Set problem → Make an exact copy of the records, with the images left out.

— START Given records —

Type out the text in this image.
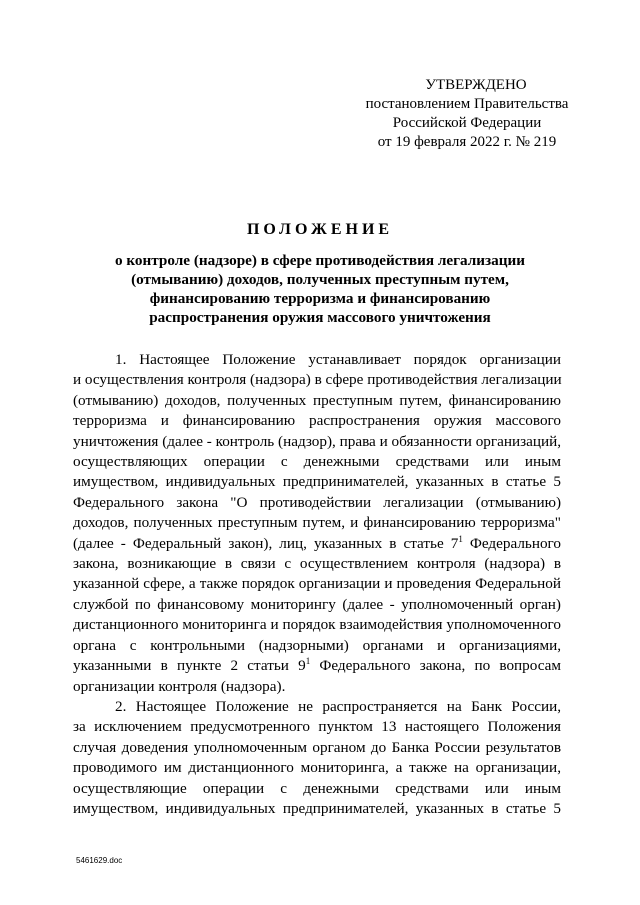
УТВЕРЖДЕНО
постановлением Правительства
Российской Федерации
от 19 февраля 2022 г. № 219
ПОЛОЖЕНИЕ
о контроле (надзоре) в сфере противодействия легализации
(отмыванию) доходов, полученных преступным путем,
финансированию терроризма и финансированию
распространения оружия массового уничтожения
1. Настоящее Положение устанавливает порядок организации
и осуществления контроля (надзора) в сфере противодействия легализации
(отмыванию) доходов, полученных преступным путем, финансированию
терроризма и финансированию распространения оружия массового
уничтожения (далее - контроль (надзор), права и обязанности организаций,
осуществляющих операции с денежными средствами или иным
имуществом, индивидуальных предпринимателей, указанных в статье 5
Федерального закона "О противодействии легализации (отмыванию)
доходов, полученных преступным путем, и финансированию терроризма"
(далее - Федеральный закон), лиц, указанных в статье $7^1$ Федерального
закона, возникающие в связи с осуществлением контроля (надзора) в
указанной сфере, а также порядок организации и проведения Федеральной
службой по финансовому мониторингу (далее - уполномоченный орган)
дистанционного мониторинга и порядок взаимодействия уполномоченного
органа с контрольными (надзорными) органами и организациями,
указанными в пункте 2 статьи $9^1$ Федерального закона, по вопросам
организации контроля (надзора).
2. Настоящее Положение не распространяется на Банк России,
за исключением предусмотренного пунктом 13 настоящего Положения
случая доведения уполномоченным органом до Банка России результатов
проводимого им дистанционного мониторинга, а также на организации,
осуществляющие операции с денежными средствами или иным
имуществом, индивидуальных предпринимателей, указанных в статье 5
5461629.doc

— END Given records —

The reply →
Type out the text in this image.
УТВЕРЖДЕНО
постановлением Правительства
Российской Федерации
от 19 февраля 2022 г. № 219
ПОЛОЖЕНИЕ
о контроле (надзоре) в сфере противодействия легализации
(отмыванию) доходов, полученных преступным путем,
финансированию терроризма и финансированию
распространения оружия массового уничтожения
1. Настоящее Положение устанавливает порядок организации
и осуществления контроля (надзора) в сфере противодействия легализации
(отмыванию) доходов, полученных преступным путем, финансированию
терроризма и финансированию распространения оружия массового
уничтожения (далее - контроль (надзор), права и обязанности организаций,
осуществляющих операции с денежными средствами или иным
имуществом, индивидуальных предпринимателей, указанных в статье 5
Федерального закона "О противодействии легализации (отмыванию)
доходов, полученных преступным путем, и финансированию терроризма"
(далее - Федеральный закон), лиц, указанных в статье $7^1$ Федерального
закона, возникающие в связи с осуществлением контроля (надзора) в
указанной сфере, а также порядок организации и проведения Федеральной
службой по финансовому мониторингу (далее - уполномоченный орган)
дистанционного мониторинга и порядок взаимодействия уполномоченного
органа с контрольными (надзорными) органами и организациями,
указанными в пункте 2 статьи $9^1$ Федерального закона, по вопросам
организации контроля (надзора).
2. Настоящее Положение не распространяется на Банк России,
за исключением предусмотренного пунктом 13 настоящего Положения
случая доведения уполномоченным органом до Банка России результатов
проводимого им дистанционного мониторинга, а также на организации,
осуществляющие операции с денежными средствами или иным
имуществом, индивидуальных предпринимателей, указанных в статье 5
5461629.doc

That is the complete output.